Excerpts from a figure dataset
— start —

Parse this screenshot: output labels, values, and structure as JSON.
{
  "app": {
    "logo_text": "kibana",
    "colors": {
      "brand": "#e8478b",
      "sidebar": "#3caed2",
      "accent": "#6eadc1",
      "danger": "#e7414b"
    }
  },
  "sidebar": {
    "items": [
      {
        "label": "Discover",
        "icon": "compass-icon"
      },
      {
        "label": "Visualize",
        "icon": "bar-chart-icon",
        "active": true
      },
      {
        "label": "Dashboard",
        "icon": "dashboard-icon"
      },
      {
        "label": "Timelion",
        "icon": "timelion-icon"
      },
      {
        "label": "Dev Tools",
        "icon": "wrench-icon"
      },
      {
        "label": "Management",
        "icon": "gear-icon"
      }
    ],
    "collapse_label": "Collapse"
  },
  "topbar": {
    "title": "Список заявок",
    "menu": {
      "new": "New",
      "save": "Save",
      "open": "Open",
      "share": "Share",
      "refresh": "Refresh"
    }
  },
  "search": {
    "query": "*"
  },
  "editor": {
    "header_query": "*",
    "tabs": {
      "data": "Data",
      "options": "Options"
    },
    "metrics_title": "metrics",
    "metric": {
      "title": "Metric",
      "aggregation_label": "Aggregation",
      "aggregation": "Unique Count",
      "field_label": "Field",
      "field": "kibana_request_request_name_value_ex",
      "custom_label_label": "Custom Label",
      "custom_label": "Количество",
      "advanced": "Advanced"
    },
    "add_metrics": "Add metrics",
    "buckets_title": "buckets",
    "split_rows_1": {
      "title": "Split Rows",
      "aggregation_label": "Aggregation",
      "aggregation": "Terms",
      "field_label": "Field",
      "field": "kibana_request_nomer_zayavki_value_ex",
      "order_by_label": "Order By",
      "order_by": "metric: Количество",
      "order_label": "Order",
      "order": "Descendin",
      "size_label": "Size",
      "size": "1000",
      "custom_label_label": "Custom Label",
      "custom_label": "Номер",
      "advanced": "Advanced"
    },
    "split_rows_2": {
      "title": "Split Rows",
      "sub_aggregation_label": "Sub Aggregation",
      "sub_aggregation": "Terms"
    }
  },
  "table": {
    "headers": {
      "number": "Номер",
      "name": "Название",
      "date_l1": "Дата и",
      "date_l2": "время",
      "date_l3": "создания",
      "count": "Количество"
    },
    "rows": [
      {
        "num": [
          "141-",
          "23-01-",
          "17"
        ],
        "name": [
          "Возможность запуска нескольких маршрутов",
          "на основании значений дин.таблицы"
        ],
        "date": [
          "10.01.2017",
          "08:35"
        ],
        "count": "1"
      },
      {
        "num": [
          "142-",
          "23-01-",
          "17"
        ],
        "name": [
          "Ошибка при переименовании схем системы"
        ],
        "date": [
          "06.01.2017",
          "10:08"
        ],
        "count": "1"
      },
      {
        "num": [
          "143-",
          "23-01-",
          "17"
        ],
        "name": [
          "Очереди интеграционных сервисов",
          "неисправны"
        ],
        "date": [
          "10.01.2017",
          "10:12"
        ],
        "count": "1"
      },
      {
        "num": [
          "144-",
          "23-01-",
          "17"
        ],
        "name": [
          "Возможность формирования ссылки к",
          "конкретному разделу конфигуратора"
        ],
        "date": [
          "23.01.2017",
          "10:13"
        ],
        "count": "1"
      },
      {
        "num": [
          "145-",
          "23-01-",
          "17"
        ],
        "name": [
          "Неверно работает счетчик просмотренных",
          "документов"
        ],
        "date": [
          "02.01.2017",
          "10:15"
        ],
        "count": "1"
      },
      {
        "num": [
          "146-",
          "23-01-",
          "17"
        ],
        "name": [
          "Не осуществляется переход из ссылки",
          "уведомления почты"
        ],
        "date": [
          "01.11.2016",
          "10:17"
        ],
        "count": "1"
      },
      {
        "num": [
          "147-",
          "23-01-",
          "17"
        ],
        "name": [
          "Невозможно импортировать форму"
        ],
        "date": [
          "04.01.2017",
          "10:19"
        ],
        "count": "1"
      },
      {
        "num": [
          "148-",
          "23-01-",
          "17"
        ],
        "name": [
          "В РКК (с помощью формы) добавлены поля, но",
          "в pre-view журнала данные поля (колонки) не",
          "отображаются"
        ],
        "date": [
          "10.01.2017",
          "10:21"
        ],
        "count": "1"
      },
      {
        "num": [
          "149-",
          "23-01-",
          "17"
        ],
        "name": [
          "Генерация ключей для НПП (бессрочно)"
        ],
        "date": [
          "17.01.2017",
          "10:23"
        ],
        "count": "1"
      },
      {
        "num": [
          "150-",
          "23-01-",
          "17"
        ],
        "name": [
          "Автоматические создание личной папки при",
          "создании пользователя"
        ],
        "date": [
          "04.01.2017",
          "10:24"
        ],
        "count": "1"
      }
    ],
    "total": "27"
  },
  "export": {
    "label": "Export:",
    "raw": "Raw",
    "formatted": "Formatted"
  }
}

— end —

Reproduce all of the records exactly.

= Solution =
Parse this screenshot: output labels, values, and structure as JSON.
{
  "app": {
    "logo_text": "kibana",
    "colors": {
      "brand": "#e8478b",
      "sidebar": "#3caed2",
      "accent": "#6eadc1",
      "danger": "#e7414b"
    }
  },
  "sidebar": {
    "items": [
      {
        "label": "Discover",
        "icon": "compass-icon"
      },
      {
        "label": "Visualize",
        "icon": "bar-chart-icon",
        "active": true
      },
      {
        "label": "Dashboard",
        "icon": "dashboard-icon"
      },
      {
        "label": "Timelion",
        "icon": "timelion-icon"
      },
      {
        "label": "Dev Tools",
        "icon": "wrench-icon"
      },
      {
        "label": "Management",
        "icon": "gear-icon"
      }
    ],
    "collapse_label": "Collapse"
  },
  "topbar": {
    "title": "Список заявок",
    "menu": {
      "new": "New",
      "save": "Save",
      "open": "Open",
      "share": "Share",
      "refresh": "Refresh"
    }
  },
  "search": {
    "query": "*"
  },
  "editor": {
    "header_query": "*",
    "tabs": {
      "data": "Data",
      "options": "Options"
    },
    "metrics_title": "metrics",
    "metric": {
      "title": "Metric",
      "aggregation_label": "Aggregation",
      "aggregation": "Unique Count",
      "field_label": "Field",
      "field": "kibana_request_request_name_value_ex",
      "custom_label_label": "Custom Label",
      "custom_label": "Количество",
      "advanced": "Advanced"
    },
    "add_metrics": "Add metrics",
    "buckets_title": "buckets",
    "split_rows_1": {
      "title": "Split Rows",
      "aggregation_label": "Aggregation",
      "aggregation": "Terms",
      "field_label": "Field",
      "field": "kibana_request_nomer_zayavki_value_ex",
      "order_by_label": "Order By",
      "order_by": "metric: Количество",
      "order_label": "Order",
      "order": "Descendin",
      "size_label": "Size",
      "size": "1000",
      "custom_label_label": "Custom Label",
      "custom_label": "Номер",
      "advanced": "Advanced"
    },
    "split_rows_2": {
      "title": "Split Rows",
      "sub_aggregation_label": "Sub Aggregation",
      "sub_aggregation": "Terms"
    }
  },
  "table": {
    "headers": {
      "number": "Номер",
      "name": "Название",
      "date_l1": "Дата и",
      "date_l2": "время",
      "date_l3": "создания",
      "count": "Количество"
    },
    "rows": [
      {
        "num": [
          "141-",
          "23-01-",
          "17"
        ],
        "name": [
          "Возможность запуска нескольких маршрутов",
          "на основании значений дин.таблицы"
        ],
        "date": [
          "10.01.2017",
          "08:35"
        ],
        "count": "1"
      },
      {
        "num": [
          "142-",
          "23-01-",
          "17"
        ],
        "name": [
          "Ошибка при переименовании схем системы"
        ],
        "date": [
          "06.01.2017",
          "10:08"
        ],
        "count": "1"
      },
      {
        "num": [
          "143-",
          "23-01-",
          "17"
        ],
        "name": [
          "Очереди интеграционных сервисов",
          "неисправны"
        ],
        "date": [
          "10.01.2017",
          "10:12"
        ],
        "count": "1"
      },
      {
        "num": [
          "144-",
          "23-01-",
          "17"
        ],
        "name": [
          "Возможность формирования ссылки к",
          "конкретному разделу конфигуратора"
        ],
        "date": [
          "23.01.2017",
          "10:13"
        ],
        "count": "1"
      },
      {
        "num": [
          "145-",
          "23-01-",
          "17"
        ],
        "name": [
          "Неверно работает счетчик просмотренных",
          "документов"
        ],
        "date": [
          "02.01.2017",
          "10:15"
        ],
        "count": "1"
      },
      {
        "num": [
          "146-",
          "23-01-",
          "17"
        ],
        "name": [
          "Не осуществляется переход из ссылки",
          "уведомления почты"
        ],
        "date": [
          "01.11.2016",
          "10:17"
        ],
        "count": "1"
      },
      {
        "num": [
          "147-",
          "23-01-",
          "17"
        ],
        "name": [
          "Невозможно импортировать форму"
        ],
        "date": [
          "04.01.2017",
          "10:19"
        ],
        "count": "1"
      },
      {
        "num": [
          "148-",
          "23-01-",
          "17"
        ],
        "name": [
          "В РКК (с помощью формы) добавлены поля, но",
          "в pre-view журнала данные поля (колонки) не",
          "отображаются"
        ],
        "date": [
          "10.01.2017",
          "10:21"
        ],
        "count": "1"
      },
      {
        "num": [
          "149-",
          "23-01-",
          "17"
        ],
        "name": [
          "Генерация ключей для НПП (бессрочно)"
        ],
        "date": [
          "17.01.2017",
          "10:23"
        ],
        "count": "1"
      },
      {
        "num": [
          "150-",
          "23-01-",
          "17"
        ],
        "name": [
          "Автоматические создание личной папки при",
          "создании пользователя"
        ],
        "date": [
          "04.01.2017",
          "10:24"
        ],
        "count": "1"
      }
    ],
    "total": "27"
  },
  "export": {
    "label": "Export:",
    "raw": "Raw",
    "formatted": "Formatted"
  }
}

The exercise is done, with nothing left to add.